TAREFA 1 — No trecho sobre audiências televisivas, o que o share representa?

Ao longo dos últimos anos o Blog Teoria dos Jogos se tornou um dos poucos espaços especializados na divulgação e análise de audiências televisivas na internet brasileira. Trata-se de uma questão que vem tomando cada vez mais corpo e importância.  É a audiência quem determina o número de transmissões de cada equipe, impactando tanto nos repasses da própria televisão quanto no investimento de anunciantes e patrocinadores.
Recentemente, uma vertente ideológico-filosófica questiona a “justiça” de se pagar tanto para determinados clubes (especificamente, Flamengo e Corinthians), o que supostamente geraria desequilíbrios maléficos. O resultado: políticos surfando nesta onda, apresentando projetos de lei e prometendo redistribuições equitativas.
Um assunto tão importante demanda análises mais racionais do que as que se tem notícia. Colunistas que distorcem a realidadecom base em informações pela metade, jornalistas que sequer sabem a diferença de pontos e share, fundindo-os bizarramente… Pessoas que fomentam um tsunami de textos viciados e enviesados. Infelizmente no Brasil, o disseminar de determinadas “informações” é a maneira mais rápida de fazer mentiras parecerem verdades.
Pra início de conversa, é absolutamente impossível compreender audiências sem ter em mente a impossibilidade de fazê-lo apenas com base em números de… audiência. Soa paradoxal, mas significa que a audiência absoluta – medida através dos famosos “pontos” do Ibope – muitas vezes esconde distorções. Fins de semana com menos televisores ligados (ex: feriados), partidas jogadas em datas pouco usuais (ex: aos sábados) ou clubes com mais jogos às quartas (dia de audiências superiores) são variáveis que precisam ser levadas em conta.
Todas elas, entretanto, podem ser desmascaradas quando analisados o share, ou “participação” – que representa o percentual de televisores ligados em relação ao total de aparelhos. Portanto, não basta dizer que “meu time deu mais pontos de audiência”. Se o share for reiteradamente inferior, pode ser que ele esteja apenas sendo televisionado em condições mais favoráveis. Somente em igualdade de condições, quem dá mais share atinge maior pontuação. Eis a característica dos verdadeiros “campeões de audiência”.

DADOS REGISTRADOS —

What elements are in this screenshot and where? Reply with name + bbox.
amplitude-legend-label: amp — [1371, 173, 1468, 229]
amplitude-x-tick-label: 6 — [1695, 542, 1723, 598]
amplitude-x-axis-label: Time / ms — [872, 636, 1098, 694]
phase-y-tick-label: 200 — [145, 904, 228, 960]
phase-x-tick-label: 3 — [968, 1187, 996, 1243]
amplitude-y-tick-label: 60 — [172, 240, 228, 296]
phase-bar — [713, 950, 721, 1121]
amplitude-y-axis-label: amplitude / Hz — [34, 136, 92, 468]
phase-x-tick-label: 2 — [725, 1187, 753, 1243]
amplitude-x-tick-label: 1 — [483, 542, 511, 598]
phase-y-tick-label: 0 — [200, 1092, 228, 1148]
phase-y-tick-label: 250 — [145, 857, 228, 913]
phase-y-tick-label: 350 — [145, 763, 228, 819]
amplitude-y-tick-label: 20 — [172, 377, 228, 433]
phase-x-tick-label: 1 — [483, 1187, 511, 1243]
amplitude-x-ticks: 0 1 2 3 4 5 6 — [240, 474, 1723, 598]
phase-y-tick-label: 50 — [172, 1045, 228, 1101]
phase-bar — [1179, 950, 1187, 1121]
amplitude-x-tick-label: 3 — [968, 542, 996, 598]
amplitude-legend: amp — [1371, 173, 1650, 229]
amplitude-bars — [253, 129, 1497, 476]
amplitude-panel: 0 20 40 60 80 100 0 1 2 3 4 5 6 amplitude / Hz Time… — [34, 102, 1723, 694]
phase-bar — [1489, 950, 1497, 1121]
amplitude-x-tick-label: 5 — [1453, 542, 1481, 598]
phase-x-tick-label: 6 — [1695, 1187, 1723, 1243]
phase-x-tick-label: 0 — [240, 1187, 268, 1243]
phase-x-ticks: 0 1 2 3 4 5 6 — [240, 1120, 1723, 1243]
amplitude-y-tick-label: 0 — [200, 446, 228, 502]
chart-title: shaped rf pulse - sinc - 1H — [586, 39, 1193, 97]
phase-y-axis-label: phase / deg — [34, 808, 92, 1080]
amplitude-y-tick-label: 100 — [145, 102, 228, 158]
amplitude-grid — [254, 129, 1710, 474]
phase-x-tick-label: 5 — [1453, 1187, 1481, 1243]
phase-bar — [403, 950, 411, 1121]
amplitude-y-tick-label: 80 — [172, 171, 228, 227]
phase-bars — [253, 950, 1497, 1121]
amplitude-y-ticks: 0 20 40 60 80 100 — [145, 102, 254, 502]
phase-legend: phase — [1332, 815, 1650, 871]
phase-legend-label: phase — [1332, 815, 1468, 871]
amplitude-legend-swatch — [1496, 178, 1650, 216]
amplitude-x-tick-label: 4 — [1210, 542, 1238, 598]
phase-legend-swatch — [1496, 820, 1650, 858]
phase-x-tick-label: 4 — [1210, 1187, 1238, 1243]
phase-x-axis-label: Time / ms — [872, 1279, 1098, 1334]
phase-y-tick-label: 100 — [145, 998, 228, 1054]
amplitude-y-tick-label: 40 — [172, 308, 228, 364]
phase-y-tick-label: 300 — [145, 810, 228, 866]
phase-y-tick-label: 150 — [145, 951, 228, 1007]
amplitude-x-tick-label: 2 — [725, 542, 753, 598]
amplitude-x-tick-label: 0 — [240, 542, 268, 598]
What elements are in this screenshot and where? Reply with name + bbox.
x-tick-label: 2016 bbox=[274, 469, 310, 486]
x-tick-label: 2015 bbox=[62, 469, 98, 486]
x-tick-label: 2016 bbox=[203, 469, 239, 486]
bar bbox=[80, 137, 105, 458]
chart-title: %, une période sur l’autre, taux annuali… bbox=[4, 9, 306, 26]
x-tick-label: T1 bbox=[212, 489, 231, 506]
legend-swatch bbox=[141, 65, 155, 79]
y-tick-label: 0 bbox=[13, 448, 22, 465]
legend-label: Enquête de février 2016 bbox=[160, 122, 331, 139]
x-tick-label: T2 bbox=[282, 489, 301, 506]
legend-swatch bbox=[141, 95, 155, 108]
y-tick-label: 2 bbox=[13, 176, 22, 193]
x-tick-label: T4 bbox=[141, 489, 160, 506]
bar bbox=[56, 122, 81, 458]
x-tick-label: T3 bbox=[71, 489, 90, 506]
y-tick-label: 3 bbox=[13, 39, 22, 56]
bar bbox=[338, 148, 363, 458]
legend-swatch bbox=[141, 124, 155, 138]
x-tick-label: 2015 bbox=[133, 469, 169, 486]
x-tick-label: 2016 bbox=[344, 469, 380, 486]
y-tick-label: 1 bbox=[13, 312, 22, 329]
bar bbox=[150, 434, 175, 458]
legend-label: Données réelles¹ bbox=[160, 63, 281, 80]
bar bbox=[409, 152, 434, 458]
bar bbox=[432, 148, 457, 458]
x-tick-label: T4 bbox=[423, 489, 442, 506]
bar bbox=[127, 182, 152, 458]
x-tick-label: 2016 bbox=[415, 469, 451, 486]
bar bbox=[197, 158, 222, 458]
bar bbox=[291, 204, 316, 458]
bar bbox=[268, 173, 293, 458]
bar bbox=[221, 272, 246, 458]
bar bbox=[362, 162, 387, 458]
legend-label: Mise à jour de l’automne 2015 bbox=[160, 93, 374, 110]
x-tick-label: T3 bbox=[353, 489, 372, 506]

TAREFA 2 — Edite as linhas dos dados registrados, da primeira até a que contém "phase-bar — [713, 950, 721, 1121]", inclusive. Troque "Time / ms" por "Tempo / ms" e deixe todo o resto igual.

SOLUÇÃO 1 — O percentual de televisores ligados em relação ao total de aparelhos.

SOLUÇÃO 2 —
What elements are in this screenshot and where? Reply with name + bbox.
amplitude-legend-label: amp — [1371, 173, 1468, 229]
amplitude-x-tick-label: 6 — [1695, 542, 1723, 598]
amplitude-x-axis-label: Tempo / ms — [872, 636, 1098, 694]
phase-y-tick-label: 200 — [145, 904, 228, 960]
phase-x-tick-label: 3 — [968, 1187, 996, 1243]
amplitude-y-tick-label: 60 — [172, 240, 228, 296]
phase-bar — [713, 950, 721, 1121]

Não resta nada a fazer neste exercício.